◆ **Available data**
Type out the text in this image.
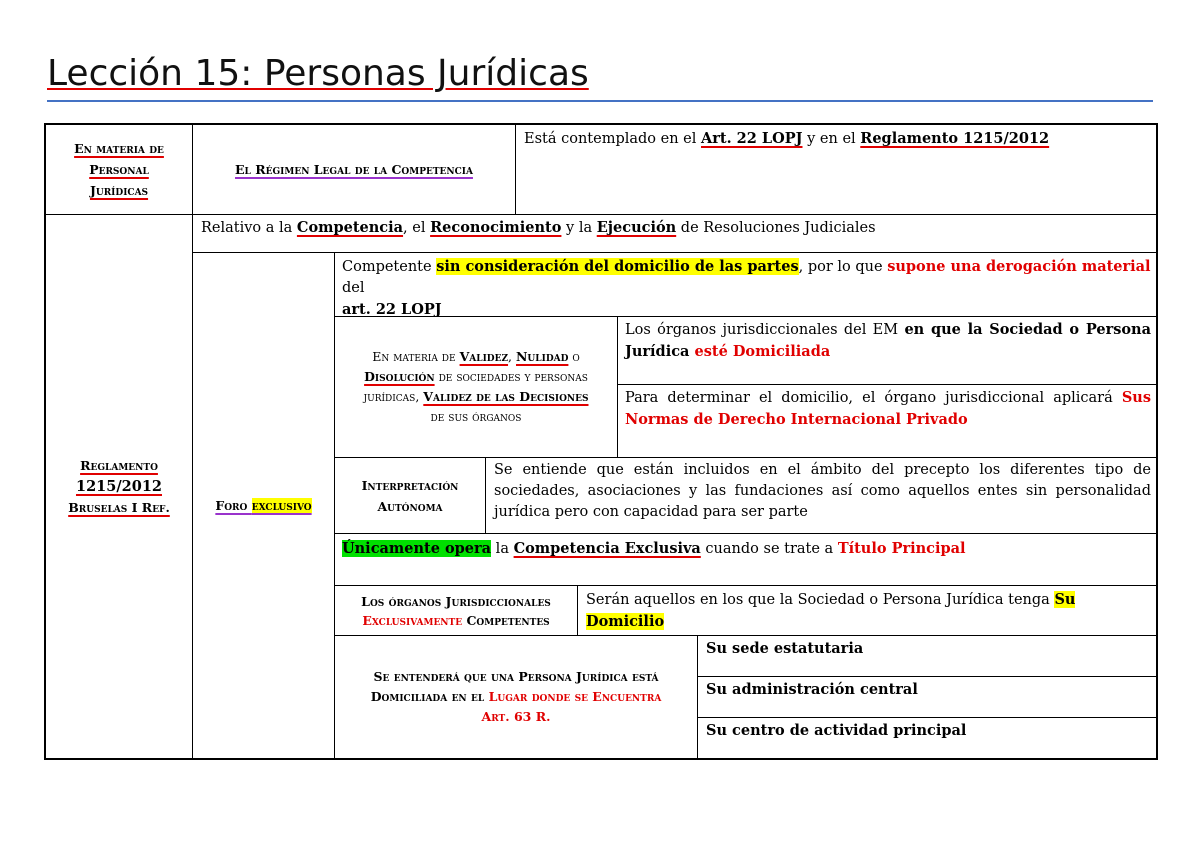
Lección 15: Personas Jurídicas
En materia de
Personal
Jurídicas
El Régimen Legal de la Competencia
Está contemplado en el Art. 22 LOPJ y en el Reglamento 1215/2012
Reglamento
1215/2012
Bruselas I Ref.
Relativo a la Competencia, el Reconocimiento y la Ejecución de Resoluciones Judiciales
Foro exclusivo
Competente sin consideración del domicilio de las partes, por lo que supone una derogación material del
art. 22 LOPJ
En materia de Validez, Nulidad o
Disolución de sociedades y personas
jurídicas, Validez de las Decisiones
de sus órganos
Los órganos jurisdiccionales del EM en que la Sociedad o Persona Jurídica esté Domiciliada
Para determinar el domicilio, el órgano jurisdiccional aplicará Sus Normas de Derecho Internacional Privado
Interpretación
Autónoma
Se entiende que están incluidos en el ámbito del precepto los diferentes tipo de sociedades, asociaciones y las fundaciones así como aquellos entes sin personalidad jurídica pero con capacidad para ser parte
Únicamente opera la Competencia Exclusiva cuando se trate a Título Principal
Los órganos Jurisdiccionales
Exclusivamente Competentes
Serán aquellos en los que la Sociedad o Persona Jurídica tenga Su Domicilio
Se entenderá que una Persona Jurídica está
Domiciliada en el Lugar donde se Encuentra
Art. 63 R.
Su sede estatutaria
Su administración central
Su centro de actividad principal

◆ **Your task**
Reproduce the full listing faithfully, but do not carry over any pictures.

◆ **Finished exercise**
Type out the text in this image.
Lección 15: Personas Jurídicas
En materia de
Personal
Jurídicas
El Régimen Legal de la Competencia
Está contemplado en el Art. 22 LOPJ y en el Reglamento 1215/2012
Reglamento
1215/2012
Bruselas I Ref.
Relativo a la Competencia, el Reconocimiento y la Ejecución de Resoluciones Judiciales
Foro exclusivo
Competente sin consideración del domicilio de las partes, por lo que supone una derogación material del
art. 22 LOPJ
En materia de Validez, Nulidad o
Disolución de sociedades y personas
jurídicas, Validez de las Decisiones
de sus órganos
Los órganos jurisdiccionales del EM en que la Sociedad o Persona Jurídica esté Domiciliada
Para determinar el domicilio, el órgano jurisdiccional aplicará Sus Normas de Derecho Internacional Privado
Interpretación
Autónoma
Se entiende que están incluidos en el ámbito del precepto los diferentes tipo de sociedades, asociaciones y las fundaciones así como aquellos entes sin personalidad jurídica pero con capacidad para ser parte
Únicamente opera la Competencia Exclusiva cuando se trate a Título Principal
Los órganos Jurisdiccionales
Exclusivamente Competentes
Serán aquellos en los que la Sociedad o Persona Jurídica tenga Su Domicilio
Se entenderá que una Persona Jurídica está
Domiciliada en el Lugar donde se Encuentra
Art. 63 R.
Su sede estatutaria
Su administración central
Su centro de actividad principal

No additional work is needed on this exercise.